— BEGIN DATA SECTION —

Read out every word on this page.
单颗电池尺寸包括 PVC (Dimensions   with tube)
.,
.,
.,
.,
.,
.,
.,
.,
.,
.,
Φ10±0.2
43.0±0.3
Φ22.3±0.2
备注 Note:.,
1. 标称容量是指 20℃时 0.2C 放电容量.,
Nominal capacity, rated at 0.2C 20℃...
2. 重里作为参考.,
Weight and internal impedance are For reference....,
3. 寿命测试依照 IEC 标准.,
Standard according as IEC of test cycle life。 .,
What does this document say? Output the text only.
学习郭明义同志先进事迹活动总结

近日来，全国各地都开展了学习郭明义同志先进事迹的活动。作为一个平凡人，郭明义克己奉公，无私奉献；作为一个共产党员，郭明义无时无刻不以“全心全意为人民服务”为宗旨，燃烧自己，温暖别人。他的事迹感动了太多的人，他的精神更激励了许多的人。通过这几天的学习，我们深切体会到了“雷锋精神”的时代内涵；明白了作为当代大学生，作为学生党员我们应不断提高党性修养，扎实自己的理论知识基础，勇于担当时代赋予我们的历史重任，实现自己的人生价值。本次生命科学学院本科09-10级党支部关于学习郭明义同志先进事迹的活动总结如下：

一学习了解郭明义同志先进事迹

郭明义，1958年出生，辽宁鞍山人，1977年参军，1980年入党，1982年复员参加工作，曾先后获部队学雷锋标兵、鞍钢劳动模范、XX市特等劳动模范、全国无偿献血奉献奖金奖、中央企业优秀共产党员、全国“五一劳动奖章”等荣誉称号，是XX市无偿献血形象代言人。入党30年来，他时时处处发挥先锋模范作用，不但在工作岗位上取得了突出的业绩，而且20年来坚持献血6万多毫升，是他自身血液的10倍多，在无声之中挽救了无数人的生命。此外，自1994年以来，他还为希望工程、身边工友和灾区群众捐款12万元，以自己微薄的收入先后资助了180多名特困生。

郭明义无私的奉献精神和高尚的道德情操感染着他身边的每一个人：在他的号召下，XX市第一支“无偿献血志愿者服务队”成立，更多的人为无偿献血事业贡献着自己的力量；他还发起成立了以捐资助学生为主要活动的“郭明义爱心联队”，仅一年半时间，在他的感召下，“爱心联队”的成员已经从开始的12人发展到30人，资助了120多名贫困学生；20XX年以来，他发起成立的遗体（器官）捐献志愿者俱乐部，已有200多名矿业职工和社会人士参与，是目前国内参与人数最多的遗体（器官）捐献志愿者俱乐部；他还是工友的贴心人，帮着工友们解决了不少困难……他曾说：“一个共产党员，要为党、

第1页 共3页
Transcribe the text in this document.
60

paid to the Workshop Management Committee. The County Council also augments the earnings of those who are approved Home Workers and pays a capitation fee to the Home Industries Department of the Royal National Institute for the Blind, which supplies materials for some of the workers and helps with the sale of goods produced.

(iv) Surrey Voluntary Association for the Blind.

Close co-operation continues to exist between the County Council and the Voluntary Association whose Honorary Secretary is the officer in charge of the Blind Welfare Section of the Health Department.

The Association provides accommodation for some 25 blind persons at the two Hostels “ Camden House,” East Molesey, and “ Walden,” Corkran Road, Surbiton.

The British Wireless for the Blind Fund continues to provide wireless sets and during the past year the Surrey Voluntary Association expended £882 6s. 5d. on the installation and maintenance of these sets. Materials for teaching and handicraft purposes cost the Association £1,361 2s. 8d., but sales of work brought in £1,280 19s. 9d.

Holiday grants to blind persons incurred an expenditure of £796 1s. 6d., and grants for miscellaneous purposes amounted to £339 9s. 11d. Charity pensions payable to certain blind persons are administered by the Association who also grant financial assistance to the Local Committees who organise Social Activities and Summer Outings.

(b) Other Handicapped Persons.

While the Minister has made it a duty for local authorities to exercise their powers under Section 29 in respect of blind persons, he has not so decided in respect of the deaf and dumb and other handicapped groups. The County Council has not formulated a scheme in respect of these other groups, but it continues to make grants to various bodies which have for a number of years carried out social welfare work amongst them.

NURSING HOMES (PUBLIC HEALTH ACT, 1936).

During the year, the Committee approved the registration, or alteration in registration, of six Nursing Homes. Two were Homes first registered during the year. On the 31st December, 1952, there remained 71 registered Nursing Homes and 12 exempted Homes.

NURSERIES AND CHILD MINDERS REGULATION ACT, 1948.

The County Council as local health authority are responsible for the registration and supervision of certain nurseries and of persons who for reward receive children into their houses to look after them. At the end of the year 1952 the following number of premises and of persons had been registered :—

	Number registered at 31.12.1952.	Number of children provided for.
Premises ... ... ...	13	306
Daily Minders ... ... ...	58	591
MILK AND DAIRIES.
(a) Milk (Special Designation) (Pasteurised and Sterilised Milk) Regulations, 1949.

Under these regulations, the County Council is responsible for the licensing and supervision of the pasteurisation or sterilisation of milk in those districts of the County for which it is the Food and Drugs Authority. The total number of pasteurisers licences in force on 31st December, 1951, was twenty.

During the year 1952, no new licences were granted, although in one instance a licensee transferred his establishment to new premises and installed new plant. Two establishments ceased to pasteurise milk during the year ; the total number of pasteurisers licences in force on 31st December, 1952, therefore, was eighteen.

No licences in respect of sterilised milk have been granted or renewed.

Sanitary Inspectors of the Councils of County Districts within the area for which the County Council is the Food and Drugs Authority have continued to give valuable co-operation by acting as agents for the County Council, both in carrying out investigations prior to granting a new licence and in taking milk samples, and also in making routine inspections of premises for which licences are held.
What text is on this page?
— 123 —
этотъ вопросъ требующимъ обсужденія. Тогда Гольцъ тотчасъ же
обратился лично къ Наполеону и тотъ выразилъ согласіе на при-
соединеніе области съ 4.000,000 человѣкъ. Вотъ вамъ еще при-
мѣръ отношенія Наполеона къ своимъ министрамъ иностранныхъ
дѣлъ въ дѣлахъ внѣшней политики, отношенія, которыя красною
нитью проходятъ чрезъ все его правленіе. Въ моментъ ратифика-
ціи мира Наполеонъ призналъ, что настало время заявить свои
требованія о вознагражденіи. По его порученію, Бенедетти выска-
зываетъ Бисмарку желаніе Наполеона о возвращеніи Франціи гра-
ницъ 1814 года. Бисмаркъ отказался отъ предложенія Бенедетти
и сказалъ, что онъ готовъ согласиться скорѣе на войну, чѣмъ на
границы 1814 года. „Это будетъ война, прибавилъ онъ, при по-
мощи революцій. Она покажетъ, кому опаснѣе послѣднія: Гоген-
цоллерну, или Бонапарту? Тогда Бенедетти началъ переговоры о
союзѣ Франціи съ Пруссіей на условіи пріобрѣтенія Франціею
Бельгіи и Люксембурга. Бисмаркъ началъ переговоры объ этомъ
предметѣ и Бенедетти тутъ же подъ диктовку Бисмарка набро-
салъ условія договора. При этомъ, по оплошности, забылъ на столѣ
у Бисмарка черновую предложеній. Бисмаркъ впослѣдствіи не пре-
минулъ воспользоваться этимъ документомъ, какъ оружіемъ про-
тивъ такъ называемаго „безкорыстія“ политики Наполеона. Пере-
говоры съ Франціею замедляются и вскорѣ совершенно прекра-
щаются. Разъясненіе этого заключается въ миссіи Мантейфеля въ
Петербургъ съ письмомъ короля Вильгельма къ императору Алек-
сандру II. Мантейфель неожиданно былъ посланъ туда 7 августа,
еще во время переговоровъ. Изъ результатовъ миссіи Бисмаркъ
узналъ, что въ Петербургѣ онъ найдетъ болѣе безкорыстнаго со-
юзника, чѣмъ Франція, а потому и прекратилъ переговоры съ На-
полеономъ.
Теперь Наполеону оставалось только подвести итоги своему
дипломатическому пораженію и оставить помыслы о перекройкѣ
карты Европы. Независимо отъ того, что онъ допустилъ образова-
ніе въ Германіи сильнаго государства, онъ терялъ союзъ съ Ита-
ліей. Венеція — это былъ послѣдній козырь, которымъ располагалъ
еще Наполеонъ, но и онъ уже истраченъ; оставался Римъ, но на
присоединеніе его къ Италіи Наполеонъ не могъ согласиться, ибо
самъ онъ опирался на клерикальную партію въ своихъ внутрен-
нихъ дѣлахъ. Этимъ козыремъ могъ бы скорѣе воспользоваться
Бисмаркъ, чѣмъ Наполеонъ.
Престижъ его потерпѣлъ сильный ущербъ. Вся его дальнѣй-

— END DATA SECTION —

**WHAT IS REQUIRED:** Lines that include the word "чѣмъ" are to be extracted from the data above.

**RESPONSE TO THE EXERCISE:**
и сказалъ, что онъ готовъ согласиться скорѣе на войну, чѣмъ на
юзника, чѣмъ Франція, а потому и прекратилъ переговоры съ На-
Бисмаркъ, чѣмъ Наполеонъ.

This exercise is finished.